>>>
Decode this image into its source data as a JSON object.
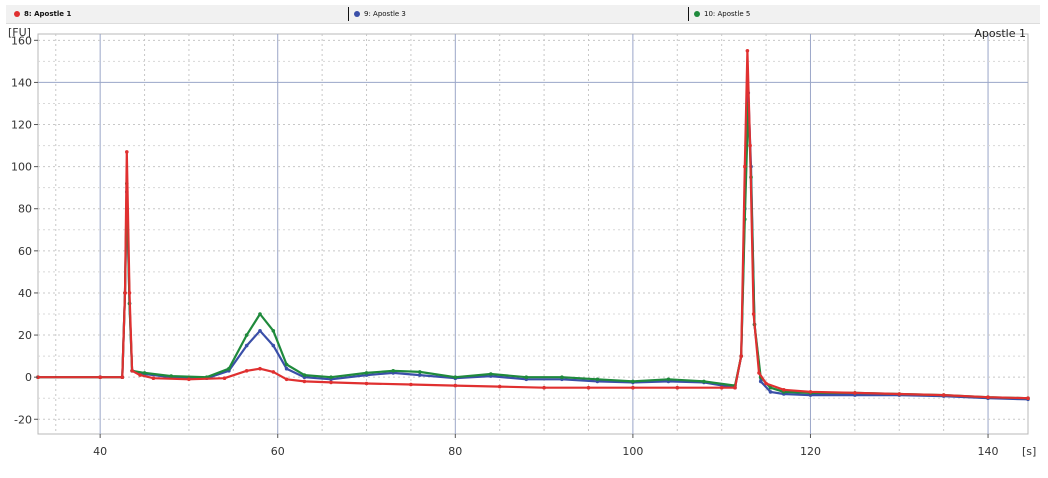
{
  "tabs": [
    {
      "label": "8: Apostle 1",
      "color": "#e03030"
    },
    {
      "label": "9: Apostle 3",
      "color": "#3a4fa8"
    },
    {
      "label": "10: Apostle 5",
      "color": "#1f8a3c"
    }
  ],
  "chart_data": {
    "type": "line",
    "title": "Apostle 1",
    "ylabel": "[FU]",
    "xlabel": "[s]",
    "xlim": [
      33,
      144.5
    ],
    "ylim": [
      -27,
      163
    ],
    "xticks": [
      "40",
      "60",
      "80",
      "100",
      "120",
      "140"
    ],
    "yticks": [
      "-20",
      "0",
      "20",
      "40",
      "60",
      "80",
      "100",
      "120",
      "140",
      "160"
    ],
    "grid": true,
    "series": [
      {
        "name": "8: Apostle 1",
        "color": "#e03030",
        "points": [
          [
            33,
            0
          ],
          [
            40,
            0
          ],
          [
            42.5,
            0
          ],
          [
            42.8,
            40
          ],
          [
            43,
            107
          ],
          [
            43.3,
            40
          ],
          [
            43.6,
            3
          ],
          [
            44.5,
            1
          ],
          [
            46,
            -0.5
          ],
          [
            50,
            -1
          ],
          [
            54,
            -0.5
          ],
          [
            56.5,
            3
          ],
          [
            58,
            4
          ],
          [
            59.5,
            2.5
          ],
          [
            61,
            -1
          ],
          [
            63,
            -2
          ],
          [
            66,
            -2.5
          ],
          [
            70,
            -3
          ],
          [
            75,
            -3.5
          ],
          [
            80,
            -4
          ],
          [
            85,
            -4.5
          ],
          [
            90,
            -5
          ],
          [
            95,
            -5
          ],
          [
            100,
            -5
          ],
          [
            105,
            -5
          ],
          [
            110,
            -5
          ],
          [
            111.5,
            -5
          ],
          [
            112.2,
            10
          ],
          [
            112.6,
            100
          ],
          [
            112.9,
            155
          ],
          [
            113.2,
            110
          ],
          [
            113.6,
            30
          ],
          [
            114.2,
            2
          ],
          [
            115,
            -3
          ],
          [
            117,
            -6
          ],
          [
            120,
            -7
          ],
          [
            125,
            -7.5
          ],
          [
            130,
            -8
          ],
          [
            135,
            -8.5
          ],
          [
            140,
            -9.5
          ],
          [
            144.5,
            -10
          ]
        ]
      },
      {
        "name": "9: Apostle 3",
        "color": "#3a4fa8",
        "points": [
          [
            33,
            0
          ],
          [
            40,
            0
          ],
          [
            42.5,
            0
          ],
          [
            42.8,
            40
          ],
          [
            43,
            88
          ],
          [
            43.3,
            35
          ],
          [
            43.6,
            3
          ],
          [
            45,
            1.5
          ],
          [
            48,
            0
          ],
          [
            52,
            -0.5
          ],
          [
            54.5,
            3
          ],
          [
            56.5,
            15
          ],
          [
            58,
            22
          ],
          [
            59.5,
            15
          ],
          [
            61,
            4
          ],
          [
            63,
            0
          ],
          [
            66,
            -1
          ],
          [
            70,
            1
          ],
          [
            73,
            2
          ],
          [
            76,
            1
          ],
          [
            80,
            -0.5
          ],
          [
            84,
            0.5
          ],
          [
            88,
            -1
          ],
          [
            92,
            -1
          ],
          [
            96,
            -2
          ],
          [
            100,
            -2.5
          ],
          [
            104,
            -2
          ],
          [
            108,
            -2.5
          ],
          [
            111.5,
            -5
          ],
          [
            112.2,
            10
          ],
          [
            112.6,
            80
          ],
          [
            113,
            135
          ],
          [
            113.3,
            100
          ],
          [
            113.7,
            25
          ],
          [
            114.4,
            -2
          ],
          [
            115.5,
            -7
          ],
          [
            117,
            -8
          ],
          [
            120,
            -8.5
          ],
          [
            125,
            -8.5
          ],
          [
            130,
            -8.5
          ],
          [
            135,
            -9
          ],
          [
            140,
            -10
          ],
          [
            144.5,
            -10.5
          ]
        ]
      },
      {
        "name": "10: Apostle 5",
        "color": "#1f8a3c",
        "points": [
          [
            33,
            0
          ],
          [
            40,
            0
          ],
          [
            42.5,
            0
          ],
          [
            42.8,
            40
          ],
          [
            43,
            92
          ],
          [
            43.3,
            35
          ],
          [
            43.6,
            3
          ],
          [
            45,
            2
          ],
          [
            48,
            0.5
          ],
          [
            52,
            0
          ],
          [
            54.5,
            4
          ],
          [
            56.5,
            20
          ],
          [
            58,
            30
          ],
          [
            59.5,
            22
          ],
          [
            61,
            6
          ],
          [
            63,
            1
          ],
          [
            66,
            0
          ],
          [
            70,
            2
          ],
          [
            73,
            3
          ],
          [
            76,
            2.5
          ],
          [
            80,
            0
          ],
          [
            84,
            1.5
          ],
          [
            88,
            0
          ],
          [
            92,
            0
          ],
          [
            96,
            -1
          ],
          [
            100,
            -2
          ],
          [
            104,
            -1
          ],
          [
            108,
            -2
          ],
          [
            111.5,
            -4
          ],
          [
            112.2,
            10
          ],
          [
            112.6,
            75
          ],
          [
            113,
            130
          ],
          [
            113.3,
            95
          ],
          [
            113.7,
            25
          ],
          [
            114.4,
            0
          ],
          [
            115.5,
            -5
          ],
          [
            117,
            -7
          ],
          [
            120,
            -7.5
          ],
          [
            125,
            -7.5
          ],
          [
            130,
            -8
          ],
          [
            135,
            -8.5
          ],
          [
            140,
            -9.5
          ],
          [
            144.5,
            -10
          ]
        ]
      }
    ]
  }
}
<<<
>>>
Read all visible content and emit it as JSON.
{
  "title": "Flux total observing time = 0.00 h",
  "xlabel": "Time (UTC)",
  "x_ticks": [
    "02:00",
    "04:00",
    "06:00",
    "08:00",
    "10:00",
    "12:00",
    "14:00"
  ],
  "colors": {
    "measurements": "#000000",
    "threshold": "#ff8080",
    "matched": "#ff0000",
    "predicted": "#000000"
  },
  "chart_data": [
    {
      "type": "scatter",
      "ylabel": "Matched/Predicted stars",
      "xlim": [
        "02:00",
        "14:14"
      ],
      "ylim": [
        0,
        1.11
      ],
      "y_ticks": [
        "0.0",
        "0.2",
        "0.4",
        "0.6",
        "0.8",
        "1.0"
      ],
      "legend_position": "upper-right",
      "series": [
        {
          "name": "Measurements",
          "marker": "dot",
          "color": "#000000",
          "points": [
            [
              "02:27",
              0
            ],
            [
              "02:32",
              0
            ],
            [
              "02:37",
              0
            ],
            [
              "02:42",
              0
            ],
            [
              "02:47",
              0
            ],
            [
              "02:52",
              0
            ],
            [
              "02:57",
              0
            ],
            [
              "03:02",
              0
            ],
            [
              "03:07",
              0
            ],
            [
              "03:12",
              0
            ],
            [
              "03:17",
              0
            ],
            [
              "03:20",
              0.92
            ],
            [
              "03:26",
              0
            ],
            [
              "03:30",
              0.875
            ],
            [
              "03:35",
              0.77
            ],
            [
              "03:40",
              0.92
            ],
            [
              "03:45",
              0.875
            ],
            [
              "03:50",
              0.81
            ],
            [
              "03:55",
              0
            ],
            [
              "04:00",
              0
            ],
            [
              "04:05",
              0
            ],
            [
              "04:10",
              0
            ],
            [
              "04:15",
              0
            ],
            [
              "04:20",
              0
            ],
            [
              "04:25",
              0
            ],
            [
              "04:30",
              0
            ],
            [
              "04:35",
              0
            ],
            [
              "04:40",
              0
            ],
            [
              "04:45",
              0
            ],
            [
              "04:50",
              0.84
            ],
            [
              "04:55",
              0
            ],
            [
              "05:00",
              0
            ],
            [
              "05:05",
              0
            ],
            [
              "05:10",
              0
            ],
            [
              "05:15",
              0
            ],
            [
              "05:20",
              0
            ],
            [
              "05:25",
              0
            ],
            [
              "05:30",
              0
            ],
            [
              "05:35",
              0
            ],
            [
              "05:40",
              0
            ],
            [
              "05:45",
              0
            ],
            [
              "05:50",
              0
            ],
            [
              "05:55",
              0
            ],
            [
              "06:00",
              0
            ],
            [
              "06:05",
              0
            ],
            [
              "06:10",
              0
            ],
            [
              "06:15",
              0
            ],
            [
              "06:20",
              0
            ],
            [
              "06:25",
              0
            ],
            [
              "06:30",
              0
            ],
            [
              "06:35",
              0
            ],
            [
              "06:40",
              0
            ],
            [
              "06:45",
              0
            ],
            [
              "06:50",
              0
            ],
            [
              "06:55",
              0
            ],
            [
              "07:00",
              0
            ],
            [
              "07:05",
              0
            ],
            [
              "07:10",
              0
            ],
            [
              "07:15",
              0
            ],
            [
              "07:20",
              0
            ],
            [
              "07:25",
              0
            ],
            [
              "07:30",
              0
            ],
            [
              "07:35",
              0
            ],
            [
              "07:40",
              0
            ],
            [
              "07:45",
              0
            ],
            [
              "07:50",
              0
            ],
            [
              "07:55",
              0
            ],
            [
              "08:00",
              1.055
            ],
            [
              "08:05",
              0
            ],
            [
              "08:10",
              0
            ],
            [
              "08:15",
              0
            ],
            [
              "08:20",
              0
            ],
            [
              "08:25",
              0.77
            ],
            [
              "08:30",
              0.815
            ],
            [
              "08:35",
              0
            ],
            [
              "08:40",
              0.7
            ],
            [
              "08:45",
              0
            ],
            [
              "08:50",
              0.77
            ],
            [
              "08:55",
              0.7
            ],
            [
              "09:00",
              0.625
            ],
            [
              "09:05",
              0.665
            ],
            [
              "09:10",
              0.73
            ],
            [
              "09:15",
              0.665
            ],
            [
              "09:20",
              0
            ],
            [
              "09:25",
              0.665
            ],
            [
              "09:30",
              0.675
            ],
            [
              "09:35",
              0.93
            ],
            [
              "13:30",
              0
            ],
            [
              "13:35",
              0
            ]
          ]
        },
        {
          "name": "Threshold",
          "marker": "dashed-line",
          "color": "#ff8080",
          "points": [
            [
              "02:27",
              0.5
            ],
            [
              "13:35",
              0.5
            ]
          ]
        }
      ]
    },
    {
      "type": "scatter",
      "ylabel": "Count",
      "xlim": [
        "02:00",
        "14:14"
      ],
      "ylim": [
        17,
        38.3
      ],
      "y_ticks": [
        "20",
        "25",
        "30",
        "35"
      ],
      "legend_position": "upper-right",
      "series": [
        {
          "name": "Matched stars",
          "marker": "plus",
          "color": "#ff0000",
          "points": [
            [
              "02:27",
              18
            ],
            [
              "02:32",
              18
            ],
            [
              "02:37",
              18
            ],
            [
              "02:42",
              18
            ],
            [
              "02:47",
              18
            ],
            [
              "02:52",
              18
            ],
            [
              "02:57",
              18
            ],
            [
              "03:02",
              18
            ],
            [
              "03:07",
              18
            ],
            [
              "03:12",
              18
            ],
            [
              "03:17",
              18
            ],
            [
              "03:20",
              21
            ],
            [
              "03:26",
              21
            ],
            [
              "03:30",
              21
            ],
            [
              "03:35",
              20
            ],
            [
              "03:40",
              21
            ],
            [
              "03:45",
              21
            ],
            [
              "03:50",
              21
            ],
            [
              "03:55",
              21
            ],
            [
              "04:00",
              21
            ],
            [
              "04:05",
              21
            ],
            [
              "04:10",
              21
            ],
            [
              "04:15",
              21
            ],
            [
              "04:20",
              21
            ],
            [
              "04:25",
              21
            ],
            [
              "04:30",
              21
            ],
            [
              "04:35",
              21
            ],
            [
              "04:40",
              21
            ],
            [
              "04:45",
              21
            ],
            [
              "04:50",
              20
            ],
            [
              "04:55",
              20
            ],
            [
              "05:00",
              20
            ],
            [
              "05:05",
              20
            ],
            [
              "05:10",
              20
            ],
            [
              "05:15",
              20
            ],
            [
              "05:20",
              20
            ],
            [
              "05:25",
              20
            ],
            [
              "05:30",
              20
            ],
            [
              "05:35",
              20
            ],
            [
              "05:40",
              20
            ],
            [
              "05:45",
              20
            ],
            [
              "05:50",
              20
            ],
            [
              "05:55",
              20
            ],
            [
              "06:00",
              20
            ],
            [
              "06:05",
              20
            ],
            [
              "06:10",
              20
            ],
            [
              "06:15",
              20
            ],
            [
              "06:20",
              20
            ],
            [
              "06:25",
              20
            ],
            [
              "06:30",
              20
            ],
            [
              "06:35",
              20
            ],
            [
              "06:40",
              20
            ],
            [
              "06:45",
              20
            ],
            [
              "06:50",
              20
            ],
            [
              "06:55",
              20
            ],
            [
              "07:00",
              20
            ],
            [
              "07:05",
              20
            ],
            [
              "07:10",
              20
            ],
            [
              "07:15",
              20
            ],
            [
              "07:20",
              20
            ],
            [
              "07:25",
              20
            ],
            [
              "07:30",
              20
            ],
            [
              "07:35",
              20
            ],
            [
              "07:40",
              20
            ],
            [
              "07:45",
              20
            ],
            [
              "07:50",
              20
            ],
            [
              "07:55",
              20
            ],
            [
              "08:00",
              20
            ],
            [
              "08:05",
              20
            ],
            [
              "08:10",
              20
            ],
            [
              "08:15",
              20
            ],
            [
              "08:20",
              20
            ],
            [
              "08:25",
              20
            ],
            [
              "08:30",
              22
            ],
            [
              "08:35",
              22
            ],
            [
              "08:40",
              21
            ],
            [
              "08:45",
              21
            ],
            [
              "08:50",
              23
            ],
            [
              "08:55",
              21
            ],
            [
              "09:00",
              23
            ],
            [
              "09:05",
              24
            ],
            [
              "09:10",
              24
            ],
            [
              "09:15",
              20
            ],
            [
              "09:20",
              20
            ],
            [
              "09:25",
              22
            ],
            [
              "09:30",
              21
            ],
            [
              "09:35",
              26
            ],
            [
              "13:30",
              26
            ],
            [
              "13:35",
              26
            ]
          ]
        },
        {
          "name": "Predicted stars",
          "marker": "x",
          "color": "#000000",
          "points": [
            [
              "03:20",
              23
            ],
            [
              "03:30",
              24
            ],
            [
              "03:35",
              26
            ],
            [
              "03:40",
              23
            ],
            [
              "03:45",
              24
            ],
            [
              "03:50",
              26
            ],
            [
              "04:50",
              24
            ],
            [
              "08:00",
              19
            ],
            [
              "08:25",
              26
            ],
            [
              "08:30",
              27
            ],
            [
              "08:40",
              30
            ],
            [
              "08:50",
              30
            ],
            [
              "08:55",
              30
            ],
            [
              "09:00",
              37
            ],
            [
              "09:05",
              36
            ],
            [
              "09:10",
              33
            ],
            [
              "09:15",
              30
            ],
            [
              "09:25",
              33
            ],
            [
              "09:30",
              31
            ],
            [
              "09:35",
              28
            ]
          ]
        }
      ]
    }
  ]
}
<<<
# Given request:
In how many lines does the word "title" appear? Respond with the number alone.

# Answer in full:
2